## AIM
Present the following entries again, word for word and in full.

+++ PROVIDED INFORMATION

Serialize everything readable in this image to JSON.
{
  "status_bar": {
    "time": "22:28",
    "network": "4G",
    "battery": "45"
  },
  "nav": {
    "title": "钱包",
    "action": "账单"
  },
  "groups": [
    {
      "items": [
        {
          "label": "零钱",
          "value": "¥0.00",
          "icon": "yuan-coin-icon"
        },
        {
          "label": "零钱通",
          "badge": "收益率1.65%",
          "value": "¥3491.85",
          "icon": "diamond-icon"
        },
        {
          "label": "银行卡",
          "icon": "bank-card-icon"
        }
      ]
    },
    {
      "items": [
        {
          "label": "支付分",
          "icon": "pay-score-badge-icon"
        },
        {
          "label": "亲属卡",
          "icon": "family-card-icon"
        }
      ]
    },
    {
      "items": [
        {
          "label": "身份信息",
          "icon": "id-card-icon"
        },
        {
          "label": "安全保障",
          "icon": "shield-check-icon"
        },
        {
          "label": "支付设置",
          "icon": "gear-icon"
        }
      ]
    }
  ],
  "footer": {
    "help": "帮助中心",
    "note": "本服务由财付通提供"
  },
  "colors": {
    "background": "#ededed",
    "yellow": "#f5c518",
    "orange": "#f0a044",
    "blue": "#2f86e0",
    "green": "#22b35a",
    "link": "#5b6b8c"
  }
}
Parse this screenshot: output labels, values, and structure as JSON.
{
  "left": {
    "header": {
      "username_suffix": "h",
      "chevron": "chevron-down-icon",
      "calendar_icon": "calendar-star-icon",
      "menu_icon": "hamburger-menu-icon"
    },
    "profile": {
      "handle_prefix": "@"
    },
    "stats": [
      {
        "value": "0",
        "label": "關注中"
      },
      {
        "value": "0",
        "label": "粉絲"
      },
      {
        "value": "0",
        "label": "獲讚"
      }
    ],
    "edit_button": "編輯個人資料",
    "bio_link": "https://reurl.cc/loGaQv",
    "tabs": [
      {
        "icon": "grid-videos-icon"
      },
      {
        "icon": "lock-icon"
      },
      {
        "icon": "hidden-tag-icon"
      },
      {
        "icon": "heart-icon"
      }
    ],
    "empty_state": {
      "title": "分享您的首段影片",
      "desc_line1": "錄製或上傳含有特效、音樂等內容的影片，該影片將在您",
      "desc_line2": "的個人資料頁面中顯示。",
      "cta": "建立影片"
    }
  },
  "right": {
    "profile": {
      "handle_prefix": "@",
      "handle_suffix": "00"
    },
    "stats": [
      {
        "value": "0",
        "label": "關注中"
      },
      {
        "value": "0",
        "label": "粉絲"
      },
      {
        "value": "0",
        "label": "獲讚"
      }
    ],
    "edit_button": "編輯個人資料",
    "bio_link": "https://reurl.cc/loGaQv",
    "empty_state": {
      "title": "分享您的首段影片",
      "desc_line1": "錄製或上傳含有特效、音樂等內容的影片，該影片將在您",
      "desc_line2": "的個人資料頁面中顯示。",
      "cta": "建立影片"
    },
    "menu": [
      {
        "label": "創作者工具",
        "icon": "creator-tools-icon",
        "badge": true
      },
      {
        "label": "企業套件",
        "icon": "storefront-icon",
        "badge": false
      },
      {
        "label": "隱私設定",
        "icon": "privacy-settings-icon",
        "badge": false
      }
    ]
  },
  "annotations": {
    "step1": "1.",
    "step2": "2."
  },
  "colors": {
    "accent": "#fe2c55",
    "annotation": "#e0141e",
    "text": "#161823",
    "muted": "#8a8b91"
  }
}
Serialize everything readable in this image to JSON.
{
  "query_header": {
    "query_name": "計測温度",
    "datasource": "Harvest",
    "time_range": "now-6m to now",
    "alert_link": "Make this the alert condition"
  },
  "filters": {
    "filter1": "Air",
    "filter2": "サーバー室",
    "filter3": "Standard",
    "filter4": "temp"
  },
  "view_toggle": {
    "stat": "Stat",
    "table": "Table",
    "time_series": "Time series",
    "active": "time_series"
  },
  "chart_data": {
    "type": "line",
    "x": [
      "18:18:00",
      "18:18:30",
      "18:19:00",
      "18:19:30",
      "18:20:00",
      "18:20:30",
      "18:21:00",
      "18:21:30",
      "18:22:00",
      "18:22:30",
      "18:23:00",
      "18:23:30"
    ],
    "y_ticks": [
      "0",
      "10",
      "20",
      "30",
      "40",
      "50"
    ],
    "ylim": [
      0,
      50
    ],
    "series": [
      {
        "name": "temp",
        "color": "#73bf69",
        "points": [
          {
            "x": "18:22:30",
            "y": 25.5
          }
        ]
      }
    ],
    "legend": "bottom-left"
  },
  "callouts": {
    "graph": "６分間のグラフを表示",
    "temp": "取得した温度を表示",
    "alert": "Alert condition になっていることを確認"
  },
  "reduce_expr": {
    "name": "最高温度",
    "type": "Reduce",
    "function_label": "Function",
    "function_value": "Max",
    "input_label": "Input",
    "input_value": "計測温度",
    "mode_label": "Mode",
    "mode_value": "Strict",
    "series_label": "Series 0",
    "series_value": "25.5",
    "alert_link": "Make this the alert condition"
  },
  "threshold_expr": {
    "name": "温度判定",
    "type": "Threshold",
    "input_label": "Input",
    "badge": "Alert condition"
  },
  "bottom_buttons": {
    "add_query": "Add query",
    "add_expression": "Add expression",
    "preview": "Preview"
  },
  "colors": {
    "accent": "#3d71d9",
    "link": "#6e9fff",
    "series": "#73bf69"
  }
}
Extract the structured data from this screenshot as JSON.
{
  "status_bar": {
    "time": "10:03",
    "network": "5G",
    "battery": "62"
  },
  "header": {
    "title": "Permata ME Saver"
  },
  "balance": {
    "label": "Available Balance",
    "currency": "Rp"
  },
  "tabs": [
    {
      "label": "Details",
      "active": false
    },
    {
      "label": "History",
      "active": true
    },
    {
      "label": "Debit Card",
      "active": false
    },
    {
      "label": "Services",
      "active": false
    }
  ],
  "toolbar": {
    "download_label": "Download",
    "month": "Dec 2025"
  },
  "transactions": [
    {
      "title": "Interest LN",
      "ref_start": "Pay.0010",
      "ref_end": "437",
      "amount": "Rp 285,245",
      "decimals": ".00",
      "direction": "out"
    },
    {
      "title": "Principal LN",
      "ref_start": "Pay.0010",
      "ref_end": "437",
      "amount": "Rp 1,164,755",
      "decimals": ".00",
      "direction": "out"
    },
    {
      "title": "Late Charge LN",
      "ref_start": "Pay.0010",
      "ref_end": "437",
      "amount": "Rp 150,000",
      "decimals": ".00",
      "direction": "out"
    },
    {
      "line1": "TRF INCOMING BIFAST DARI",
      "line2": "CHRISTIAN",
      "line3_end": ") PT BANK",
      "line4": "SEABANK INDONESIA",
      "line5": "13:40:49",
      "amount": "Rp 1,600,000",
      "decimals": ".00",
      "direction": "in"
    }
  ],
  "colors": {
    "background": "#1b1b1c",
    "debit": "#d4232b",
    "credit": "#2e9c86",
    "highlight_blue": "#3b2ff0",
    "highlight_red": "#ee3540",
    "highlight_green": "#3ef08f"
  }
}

++++++

## COMPLETED EXERCISE
Serialize everything readable in this image to JSON.
{
  "status_bar": {
    "time": "22:28",
    "network": "4G",
    "battery": "45"
  },
  "nav": {
    "title": "钱包",
    "action": "账单"
  },
  "groups": [
    {
      "items": [
        {
          "label": "零钱",
          "value": "¥0.00",
          "icon": "yuan-coin-icon"
        },
        {
          "label": "零钱通",
          "badge": "收益率1.65%",
          "value": "¥3491.85",
          "icon": "diamond-icon"
        },
        {
          "label": "银行卡",
          "icon": "bank-card-icon"
        }
      ]
    },
    {
      "items": [
        {
          "label": "支付分",
          "icon": "pay-score-badge-icon"
        },
        {
          "label": "亲属卡",
          "icon": "family-card-icon"
        }
      ]
    },
    {
      "items": [
        {
          "label": "身份信息",
          "icon": "id-card-icon"
        },
        {
          "label": "安全保障",
          "icon": "shield-check-icon"
        },
        {
          "label": "支付设置",
          "icon": "gear-icon"
        }
      ]
    }
  ],
  "footer": {
    "help": "帮助中心",
    "note": "本服务由财付通提供"
  },
  "colors": {
    "background": "#ededed",
    "yellow": "#f5c518",
    "orange": "#f0a044",
    "blue": "#2f86e0",
    "green": "#22b35a",
    "link": "#5b6b8c"
  }
}
Parse this screenshot: output labels, values, and structure as JSON.
{
  "left": {
    "header": {
      "username_suffix": "h",
      "chevron": "chevron-down-icon",
      "calendar_icon": "calendar-star-icon",
      "menu_icon": "hamburger-menu-icon"
    },
    "profile": {
      "handle_prefix": "@"
    },
    "stats": [
      {
        "value": "0",
        "label": "關注中"
      },
      {
        "value": "0",
        "label": "粉絲"
      },
      {
        "value": "0",
        "label": "獲讚"
      }
    ],
    "edit_button": "編輯個人資料",
    "bio_link": "https://reurl.cc/loGaQv",
    "tabs": [
      {
        "icon": "grid-videos-icon"
      },
      {
        "icon": "lock-icon"
      },
      {
        "icon": "hidden-tag-icon"
      },
      {
        "icon": "heart-icon"
      }
    ],
    "empty_state": {
      "title": "分享您的首段影片",
      "desc_line1": "錄製或上傳含有特效、音樂等內容的影片，該影片將在您",
      "desc_line2": "的個人資料頁面中顯示。",
      "cta": "建立影片"
    }
  },
  "right": {
    "profile": {
      "handle_prefix": "@",
      "handle_suffix": "00"
    },
    "stats": [
      {
        "value": "0",
        "label": "關注中"
      },
      {
        "value": "0",
        "label": "粉絲"
      },
      {
        "value": "0",
        "label": "獲讚"
      }
    ],
    "edit_button": "編輯個人資料",
    "bio_link": "https://reurl.cc/loGaQv",
    "empty_state": {
      "title": "分享您的首段影片",
      "desc_line1": "錄製或上傳含有特效、音樂等內容的影片，該影片將在您",
      "desc_line2": "的個人資料頁面中顯示。",
      "cta": "建立影片"
    },
    "menu": [
      {
        "label": "創作者工具",
        "icon": "creator-tools-icon",
        "badge": true
      },
      {
        "label": "企業套件",
        "icon": "storefront-icon",
        "badge": false
      },
      {
        "label": "隱私設定",
        "icon": "privacy-settings-icon",
        "badge": false
      }
    ]
  },
  "annotations": {
    "step1": "1.",
    "step2": "2."
  },
  "colors": {
    "accent": "#fe2c55",
    "annotation": "#e0141e",
    "text": "#161823",
    "muted": "#8a8b91"
  }
}
Serialize everything readable in this image to JSON.
{
  "query_header": {
    "query_name": "計測温度",
    "datasource": "Harvest",
    "time_range": "now-6m to now",
    "alert_link": "Make this the alert condition"
  },
  "filters": {
    "filter1": "Air",
    "filter2": "サーバー室",
    "filter3": "Standard",
    "filter4": "temp"
  },
  "view_toggle": {
    "stat": "Stat",
    "table": "Table",
    "time_series": "Time series",
    "active": "time_series"
  },
  "chart_data": {
    "type": "line",
    "x": [
      "18:18:00",
      "18:18:30",
      "18:19:00",
      "18:19:30",
      "18:20:00",
      "18:20:30",
      "18:21:00",
      "18:21:30",
      "18:22:00",
      "18:22:30",
      "18:23:00",
      "18:23:30"
    ],
    "y_ticks": [
      "0",
      "10",
      "20",
      "30",
      "40",
      "50"
    ],
    "ylim": [
      0,
      50
    ],
    "series": [
      {
        "name": "temp",
        "color": "#73bf69",
        "points": [
          {
            "x": "18:22:30",
            "y": 25.5
          }
        ]
      }
    ],
    "legend": "bottom-left"
  },
  "callouts": {
    "graph": "６分間のグラフを表示",
    "temp": "取得した温度を表示",
    "alert": "Alert condition になっていることを確認"
  },
  "reduce_expr": {
    "name": "最高温度",
    "type": "Reduce",
    "function_label": "Function",
    "function_value": "Max",
    "input_label": "Input",
    "input_value": "計測温度",
    "mode_label": "Mode",
    "mode_value": "Strict",
    "series_label": "Series 0",
    "series_value": "25.5",
    "alert_link": "Make this the alert condition"
  },
  "threshold_expr": {
    "name": "温度判定",
    "type": "Threshold",
    "input_label": "Input",
    "badge": "Alert condition"
  },
  "bottom_buttons": {
    "add_query": "Add query",
    "add_expression": "Add expression",
    "preview": "Preview"
  },
  "colors": {
    "accent": "#3d71d9",
    "link": "#6e9fff",
    "series": "#73bf69"
  }
}
Extract the structured data from this screenshot as JSON.
{
  "status_bar": {
    "time": "10:03",
    "network": "5G",
    "battery": "62"
  },
  "header": {
    "title": "Permata ME Saver"
  },
  "balance": {
    "label": "Available Balance",
    "currency": "Rp"
  },
  "tabs": [
    {
      "label": "Details",
      "active": false
    },
    {
      "label": "History",
      "active": true
    },
    {
      "label": "Debit Card",
      "active": false
    },
    {
      "label": "Services",
      "active": false
    }
  ],
  "toolbar": {
    "download_label": "Download",
    "month": "Dec 2025"
  },
  "transactions": [
    {
      "title": "Interest LN",
      "ref_start": "Pay.0010",
      "ref_end": "437",
      "amount": "Rp 285,245",
      "decimals": ".00",
      "direction": "out"
    },
    {
      "title": "Principal LN",
      "ref_start": "Pay.0010",
      "ref_end": "437",
      "amount": "Rp 1,164,755",
      "decimals": ".00",
      "direction": "out"
    },
    {
      "title": "Late Charge LN",
      "ref_start": "Pay.0010",
      "ref_end": "437",
      "amount": "Rp 150,000",
      "decimals": ".00",
      "direction": "out"
    },
    {
      "line1": "TRF INCOMING BIFAST DARI",
      "line2": "CHRISTIAN",
      "line3_end": ") PT BANK",
      "line4": "SEABANK INDONESIA",
      "line5": "13:40:49",
      "amount": "Rp 1,600,000",
      "decimals": ".00",
      "direction": "in"
    }
  ],
  "colors": {
    "background": "#1b1b1c",
    "debit": "#d4232b",
    "credit": "#2e9c86",
    "highlight_blue": "#3b2ff0",
    "highlight_red": "#ee3540",
    "highlight_green": "#3ef08f"
  }
}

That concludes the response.